__Aim of the task__. Retype every entry in its entirety, without alteration.

====

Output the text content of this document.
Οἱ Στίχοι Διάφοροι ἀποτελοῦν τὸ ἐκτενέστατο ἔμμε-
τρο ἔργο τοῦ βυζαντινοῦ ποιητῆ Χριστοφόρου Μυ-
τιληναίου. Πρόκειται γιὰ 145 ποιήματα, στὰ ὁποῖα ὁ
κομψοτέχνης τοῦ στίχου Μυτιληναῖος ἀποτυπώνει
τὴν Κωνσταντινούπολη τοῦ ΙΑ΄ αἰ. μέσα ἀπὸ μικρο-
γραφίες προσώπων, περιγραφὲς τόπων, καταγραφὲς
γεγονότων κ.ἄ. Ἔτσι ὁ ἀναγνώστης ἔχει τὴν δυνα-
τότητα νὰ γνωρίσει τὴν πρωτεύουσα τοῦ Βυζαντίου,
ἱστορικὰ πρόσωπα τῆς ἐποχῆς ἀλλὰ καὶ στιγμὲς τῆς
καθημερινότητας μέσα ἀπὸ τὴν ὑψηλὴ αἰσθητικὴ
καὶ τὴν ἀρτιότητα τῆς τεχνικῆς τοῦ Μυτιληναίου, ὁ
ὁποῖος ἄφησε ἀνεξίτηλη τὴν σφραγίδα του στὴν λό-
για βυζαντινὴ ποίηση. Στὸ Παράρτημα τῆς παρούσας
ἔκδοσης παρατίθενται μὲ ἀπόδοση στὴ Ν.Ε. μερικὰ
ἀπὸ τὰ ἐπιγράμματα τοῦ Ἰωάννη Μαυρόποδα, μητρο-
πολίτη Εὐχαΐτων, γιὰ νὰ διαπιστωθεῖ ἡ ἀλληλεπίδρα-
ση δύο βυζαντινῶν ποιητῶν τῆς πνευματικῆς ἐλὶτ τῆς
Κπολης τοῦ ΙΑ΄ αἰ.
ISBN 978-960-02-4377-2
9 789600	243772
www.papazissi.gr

====

__Final result__.
Output the text content of this document.
Οἱ Στίχοι Διάφοροι ἀποτελοῦν τὸ ἐκτενέστατο ἔμμε-
τρο ἔργο τοῦ βυζαντινοῦ ποιητῆ Χριστοφόρου Μυ-
τιληναίου. Πρόκειται γιὰ 145 ποιήματα, στὰ ὁποῖα ὁ
κομψοτέχνης τοῦ στίχου Μυτιληναῖος ἀποτυπώνει
τὴν Κωνσταντινούπολη τοῦ ΙΑ΄ αἰ. μέσα ἀπὸ μικρο-
γραφίες προσώπων, περιγραφὲς τόπων, καταγραφὲς
γεγονότων κ.ἄ. Ἔτσι ὁ ἀναγνώστης ἔχει τὴν δυνα-
τότητα νὰ γνωρίσει τὴν πρωτεύουσα τοῦ Βυζαντίου,
ἱστορικὰ πρόσωπα τῆς ἐποχῆς ἀλλὰ καὶ στιγμὲς τῆς
καθημερινότητας μέσα ἀπὸ τὴν ὑψηλὴ αἰσθητικὴ
καὶ τὴν ἀρτιότητα τῆς τεχνικῆς τοῦ Μυτιληναίου, ὁ
ὁποῖος ἄφησε ἀνεξίτηλη τὴν σφραγίδα του στὴν λό-
για βυζαντινὴ ποίηση. Στὸ Παράρτημα τῆς παρούσας
ἔκδοσης παρατίθενται μὲ ἀπόδοση στὴ Ν.Ε. μερικὰ
ἀπὸ τὰ ἐπιγράμματα τοῦ Ἰωάννη Μαυρόποδα, μητρο-
πολίτη Εὐχαΐτων, γιὰ νὰ διαπιστωθεῖ ἡ ἀλληλεπίδρα-
ση δύο βυζαντινῶν ποιητῶν τῆς πνευματικῆς ἐλὶτ τῆς
Κπολης τοῦ ΙΑ΄ αἰ.
ISBN 978-960-02-4377-2
9 789600	243772
www.papazissi.gr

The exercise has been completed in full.